**TASK REQUIREMENTS:** Search the material for the word "Windows" and report each line where it turns up.

──────── SUPPLIED RECORDS

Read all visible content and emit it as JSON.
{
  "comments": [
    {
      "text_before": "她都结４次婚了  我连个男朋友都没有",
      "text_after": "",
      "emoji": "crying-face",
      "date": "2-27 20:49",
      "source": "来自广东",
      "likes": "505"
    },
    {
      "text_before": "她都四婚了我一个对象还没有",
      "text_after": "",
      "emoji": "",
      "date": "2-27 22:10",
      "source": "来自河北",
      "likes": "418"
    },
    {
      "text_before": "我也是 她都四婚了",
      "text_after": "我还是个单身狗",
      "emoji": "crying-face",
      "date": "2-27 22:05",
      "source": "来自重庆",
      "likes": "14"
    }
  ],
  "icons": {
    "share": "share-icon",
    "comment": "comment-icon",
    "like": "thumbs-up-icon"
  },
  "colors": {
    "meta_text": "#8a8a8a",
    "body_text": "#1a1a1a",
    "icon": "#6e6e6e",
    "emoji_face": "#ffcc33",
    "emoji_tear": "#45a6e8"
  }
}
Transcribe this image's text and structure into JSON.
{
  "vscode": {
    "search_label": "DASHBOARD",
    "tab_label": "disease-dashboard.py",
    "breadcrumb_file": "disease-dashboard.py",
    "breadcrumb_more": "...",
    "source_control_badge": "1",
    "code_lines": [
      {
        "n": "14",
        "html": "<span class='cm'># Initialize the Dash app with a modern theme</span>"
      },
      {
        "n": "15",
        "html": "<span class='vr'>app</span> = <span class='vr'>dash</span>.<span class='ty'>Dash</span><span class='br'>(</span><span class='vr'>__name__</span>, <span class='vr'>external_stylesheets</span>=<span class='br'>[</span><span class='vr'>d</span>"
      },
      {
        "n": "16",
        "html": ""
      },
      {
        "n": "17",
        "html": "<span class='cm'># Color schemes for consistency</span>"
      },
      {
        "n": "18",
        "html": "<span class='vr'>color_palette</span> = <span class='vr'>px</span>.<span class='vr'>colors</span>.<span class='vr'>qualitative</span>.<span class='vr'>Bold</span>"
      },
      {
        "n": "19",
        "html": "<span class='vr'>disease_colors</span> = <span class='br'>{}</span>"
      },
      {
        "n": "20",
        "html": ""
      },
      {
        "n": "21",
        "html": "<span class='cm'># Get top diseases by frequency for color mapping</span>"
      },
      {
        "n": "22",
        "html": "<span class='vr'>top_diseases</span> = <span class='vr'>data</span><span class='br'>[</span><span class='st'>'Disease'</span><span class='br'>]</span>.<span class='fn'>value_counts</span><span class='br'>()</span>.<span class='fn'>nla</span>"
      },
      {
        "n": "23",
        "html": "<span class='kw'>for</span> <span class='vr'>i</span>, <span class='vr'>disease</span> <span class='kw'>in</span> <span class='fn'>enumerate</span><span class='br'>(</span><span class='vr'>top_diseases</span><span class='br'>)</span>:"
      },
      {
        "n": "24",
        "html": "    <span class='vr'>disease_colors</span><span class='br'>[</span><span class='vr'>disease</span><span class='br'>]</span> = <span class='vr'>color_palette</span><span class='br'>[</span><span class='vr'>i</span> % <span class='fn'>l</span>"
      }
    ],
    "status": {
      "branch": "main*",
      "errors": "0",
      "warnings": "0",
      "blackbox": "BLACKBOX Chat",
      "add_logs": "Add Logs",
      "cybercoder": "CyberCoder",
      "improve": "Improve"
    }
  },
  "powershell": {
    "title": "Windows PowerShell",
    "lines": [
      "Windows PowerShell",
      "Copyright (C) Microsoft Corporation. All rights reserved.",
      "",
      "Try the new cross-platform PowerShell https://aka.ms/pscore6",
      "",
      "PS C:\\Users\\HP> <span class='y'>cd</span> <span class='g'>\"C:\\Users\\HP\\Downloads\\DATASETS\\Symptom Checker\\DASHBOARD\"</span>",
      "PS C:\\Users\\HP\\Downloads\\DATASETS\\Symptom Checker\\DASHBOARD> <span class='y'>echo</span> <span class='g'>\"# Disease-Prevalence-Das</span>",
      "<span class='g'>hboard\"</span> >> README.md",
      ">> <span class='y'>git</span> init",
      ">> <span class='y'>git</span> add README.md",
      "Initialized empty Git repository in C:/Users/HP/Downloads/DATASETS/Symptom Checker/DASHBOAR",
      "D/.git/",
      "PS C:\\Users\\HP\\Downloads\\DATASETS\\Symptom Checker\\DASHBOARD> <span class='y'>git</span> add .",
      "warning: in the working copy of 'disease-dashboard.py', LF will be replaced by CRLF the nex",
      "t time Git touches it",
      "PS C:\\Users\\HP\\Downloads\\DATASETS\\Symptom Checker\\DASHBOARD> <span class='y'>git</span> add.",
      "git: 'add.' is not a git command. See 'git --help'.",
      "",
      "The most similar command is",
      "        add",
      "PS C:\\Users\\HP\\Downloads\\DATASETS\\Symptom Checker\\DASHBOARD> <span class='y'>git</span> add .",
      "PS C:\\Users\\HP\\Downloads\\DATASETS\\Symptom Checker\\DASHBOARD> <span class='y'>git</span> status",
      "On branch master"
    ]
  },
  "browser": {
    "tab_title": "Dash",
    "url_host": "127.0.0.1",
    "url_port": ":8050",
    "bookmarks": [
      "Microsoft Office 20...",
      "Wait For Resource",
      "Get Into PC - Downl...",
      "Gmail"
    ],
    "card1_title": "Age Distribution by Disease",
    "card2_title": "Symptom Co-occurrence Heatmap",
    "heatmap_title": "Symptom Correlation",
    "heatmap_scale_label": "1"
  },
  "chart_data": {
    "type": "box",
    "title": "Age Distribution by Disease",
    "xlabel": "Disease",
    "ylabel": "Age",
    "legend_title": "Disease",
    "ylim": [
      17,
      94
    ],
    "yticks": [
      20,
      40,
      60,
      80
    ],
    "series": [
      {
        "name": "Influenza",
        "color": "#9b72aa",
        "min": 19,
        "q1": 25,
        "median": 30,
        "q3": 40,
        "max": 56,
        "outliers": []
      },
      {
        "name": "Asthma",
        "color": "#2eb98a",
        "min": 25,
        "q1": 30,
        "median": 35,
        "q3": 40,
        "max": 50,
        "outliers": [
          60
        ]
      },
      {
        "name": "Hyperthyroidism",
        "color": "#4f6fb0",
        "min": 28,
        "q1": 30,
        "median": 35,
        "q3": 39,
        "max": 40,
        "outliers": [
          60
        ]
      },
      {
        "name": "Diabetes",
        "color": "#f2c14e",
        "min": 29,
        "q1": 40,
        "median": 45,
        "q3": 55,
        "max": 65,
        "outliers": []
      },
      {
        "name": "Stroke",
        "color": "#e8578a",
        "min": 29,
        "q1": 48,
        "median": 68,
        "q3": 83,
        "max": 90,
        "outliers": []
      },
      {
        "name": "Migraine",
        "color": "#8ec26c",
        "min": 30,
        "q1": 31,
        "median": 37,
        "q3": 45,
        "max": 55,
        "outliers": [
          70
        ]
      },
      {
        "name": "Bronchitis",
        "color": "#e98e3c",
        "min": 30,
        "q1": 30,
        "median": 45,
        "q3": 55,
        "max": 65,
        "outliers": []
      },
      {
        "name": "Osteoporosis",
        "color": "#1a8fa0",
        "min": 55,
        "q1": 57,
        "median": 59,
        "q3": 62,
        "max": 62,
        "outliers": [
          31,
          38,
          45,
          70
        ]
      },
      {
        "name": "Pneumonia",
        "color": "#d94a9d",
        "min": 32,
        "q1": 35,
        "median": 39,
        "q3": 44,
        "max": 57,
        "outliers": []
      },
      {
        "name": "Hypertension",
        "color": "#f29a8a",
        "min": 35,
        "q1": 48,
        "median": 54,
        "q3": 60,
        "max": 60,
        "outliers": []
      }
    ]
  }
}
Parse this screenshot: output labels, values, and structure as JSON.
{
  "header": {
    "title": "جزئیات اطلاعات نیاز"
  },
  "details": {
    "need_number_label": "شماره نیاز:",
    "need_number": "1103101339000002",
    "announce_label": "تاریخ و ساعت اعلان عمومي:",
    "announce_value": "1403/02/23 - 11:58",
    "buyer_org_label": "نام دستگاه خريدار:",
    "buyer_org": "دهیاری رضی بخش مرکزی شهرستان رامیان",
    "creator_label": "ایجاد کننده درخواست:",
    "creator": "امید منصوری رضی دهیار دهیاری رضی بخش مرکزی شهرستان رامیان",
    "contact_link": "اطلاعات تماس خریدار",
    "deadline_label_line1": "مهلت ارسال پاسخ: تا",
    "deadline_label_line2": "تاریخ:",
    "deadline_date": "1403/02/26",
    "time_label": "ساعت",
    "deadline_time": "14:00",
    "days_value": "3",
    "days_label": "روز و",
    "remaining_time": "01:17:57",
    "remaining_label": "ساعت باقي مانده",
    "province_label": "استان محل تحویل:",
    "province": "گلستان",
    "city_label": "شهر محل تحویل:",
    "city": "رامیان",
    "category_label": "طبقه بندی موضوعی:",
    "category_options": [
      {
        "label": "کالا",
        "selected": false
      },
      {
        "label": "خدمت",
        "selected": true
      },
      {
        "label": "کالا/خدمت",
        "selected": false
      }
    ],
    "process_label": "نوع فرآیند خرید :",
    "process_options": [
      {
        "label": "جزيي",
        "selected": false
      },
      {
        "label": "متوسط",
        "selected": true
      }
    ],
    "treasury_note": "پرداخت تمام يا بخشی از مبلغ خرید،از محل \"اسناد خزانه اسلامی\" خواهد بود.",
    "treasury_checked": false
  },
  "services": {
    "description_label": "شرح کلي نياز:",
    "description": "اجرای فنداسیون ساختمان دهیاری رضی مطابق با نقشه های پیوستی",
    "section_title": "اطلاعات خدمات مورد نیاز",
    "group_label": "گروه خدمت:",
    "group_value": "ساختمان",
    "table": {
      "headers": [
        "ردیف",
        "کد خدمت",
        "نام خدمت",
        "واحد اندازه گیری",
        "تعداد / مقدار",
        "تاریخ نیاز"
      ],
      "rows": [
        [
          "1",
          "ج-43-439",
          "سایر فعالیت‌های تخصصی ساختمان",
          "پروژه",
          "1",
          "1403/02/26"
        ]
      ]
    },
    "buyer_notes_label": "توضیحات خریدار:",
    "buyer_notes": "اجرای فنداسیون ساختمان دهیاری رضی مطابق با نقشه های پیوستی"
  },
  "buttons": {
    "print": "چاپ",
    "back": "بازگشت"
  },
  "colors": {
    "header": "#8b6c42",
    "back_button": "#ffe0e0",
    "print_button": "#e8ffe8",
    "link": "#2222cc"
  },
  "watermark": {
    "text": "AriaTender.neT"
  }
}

────────────────

**THE REPLY:**
    "title": "Windows PowerShell",
      "Windows PowerShell",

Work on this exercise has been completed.